• _Stored data_:
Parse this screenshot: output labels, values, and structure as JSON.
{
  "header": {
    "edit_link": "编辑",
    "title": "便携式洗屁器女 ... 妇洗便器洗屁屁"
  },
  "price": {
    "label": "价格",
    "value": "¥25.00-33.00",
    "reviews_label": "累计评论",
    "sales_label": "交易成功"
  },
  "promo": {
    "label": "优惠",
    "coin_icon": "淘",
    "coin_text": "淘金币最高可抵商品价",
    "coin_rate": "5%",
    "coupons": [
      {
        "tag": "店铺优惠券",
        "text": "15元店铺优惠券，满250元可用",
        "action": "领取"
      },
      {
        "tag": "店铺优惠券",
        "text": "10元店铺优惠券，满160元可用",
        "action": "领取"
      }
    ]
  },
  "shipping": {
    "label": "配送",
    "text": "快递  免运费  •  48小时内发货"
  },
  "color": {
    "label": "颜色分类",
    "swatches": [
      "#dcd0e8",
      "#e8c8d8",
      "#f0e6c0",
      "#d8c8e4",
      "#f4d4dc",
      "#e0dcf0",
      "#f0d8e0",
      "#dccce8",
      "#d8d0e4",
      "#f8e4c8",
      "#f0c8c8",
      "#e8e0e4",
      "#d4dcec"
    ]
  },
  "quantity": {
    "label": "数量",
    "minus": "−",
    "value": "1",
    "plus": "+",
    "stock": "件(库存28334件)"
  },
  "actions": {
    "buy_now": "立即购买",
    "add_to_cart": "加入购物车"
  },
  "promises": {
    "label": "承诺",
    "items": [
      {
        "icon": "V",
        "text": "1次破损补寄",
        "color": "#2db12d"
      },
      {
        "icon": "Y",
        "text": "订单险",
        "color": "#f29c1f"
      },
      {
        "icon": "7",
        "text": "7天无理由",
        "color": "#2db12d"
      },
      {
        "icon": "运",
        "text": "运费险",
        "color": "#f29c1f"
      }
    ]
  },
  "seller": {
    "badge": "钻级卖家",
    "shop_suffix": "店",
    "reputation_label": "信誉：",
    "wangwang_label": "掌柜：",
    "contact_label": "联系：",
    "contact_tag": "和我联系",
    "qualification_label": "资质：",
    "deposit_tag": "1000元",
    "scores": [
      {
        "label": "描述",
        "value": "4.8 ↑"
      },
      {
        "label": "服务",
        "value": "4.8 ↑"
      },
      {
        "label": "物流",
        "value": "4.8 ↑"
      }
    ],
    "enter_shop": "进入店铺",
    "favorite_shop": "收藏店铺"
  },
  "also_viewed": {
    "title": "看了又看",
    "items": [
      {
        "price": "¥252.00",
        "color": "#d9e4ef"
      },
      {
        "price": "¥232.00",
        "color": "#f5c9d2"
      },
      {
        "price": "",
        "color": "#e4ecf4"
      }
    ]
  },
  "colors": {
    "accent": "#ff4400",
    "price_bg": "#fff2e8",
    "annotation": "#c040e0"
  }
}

• _Problem details_:
The records above are to be repeated exactly, in their entirety.

• _Reply_:
Parse this screenshot: output labels, values, and structure as JSON.
{
  "header": {
    "edit_link": "编辑",
    "title": "便携式洗屁器女 ... 妇洗便器洗屁屁"
  },
  "price": {
    "label": "价格",
    "value": "¥25.00-33.00",
    "reviews_label": "累计评论",
    "sales_label": "交易成功"
  },
  "promo": {
    "label": "优惠",
    "coin_icon": "淘",
    "coin_text": "淘金币最高可抵商品价",
    "coin_rate": "5%",
    "coupons": [
      {
        "tag": "店铺优惠券",
        "text": "15元店铺优惠券，满250元可用",
        "action": "领取"
      },
      {
        "tag": "店铺优惠券",
        "text": "10元店铺优惠券，满160元可用",
        "action": "领取"
      }
    ]
  },
  "shipping": {
    "label": "配送",
    "text": "快递  免运费  •  48小时内发货"
  },
  "color": {
    "label": "颜色分类",
    "swatches": [
      "#dcd0e8",
      "#e8c8d8",
      "#f0e6c0",
      "#d8c8e4",
      "#f4d4dc",
      "#e0dcf0",
      "#f0d8e0",
      "#dccce8",
      "#d8d0e4",
      "#f8e4c8",
      "#f0c8c8",
      "#e8e0e4",
      "#d4dcec"
    ]
  },
  "quantity": {
    "label": "数量",
    "minus": "−",
    "value": "1",
    "plus": "+",
    "stock": "件(库存28334件)"
  },
  "actions": {
    "buy_now": "立即购买",
    "add_to_cart": "加入购物车"
  },
  "promises": {
    "label": "承诺",
    "items": [
      {
        "icon": "V",
        "text": "1次破损补寄",
        "color": "#2db12d"
      },
      {
        "icon": "Y",
        "text": "订单险",
        "color": "#f29c1f"
      },
      {
        "icon": "7",
        "text": "7天无理由",
        "color": "#2db12d"
      },
      {
        "icon": "运",
        "text": "运费险",
        "color": "#f29c1f"
      }
    ]
  },
  "seller": {
    "badge": "钻级卖家",
    "shop_suffix": "店",
    "reputation_label": "信誉：",
    "wangwang_label": "掌柜：",
    "contact_label": "联系：",
    "contact_tag": "和我联系",
    "qualification_label": "资质：",
    "deposit_tag": "1000元",
    "scores": [
      {
        "label": "描述",
        "value": "4.8 ↑"
      },
      {
        "label": "服务",
        "value": "4.8 ↑"
      },
      {
        "label": "物流",
        "value": "4.8 ↑"
      }
    ],
    "enter_shop": "进入店铺",
    "favorite_shop": "收藏店铺"
  },
  "also_viewed": {
    "title": "看了又看",
    "items": [
      {
        "price": "¥252.00",
        "color": "#d9e4ef"
      },
      {
        "price": "¥232.00",
        "color": "#f5c9d2"
      },
      {
        "price": "",
        "color": "#e4ecf4"
      }
    ]
  },
  "colors": {
    "accent": "#ff4400",
    "price_bg": "#fff2e8",
    "annotation": "#c040e0"
  }
}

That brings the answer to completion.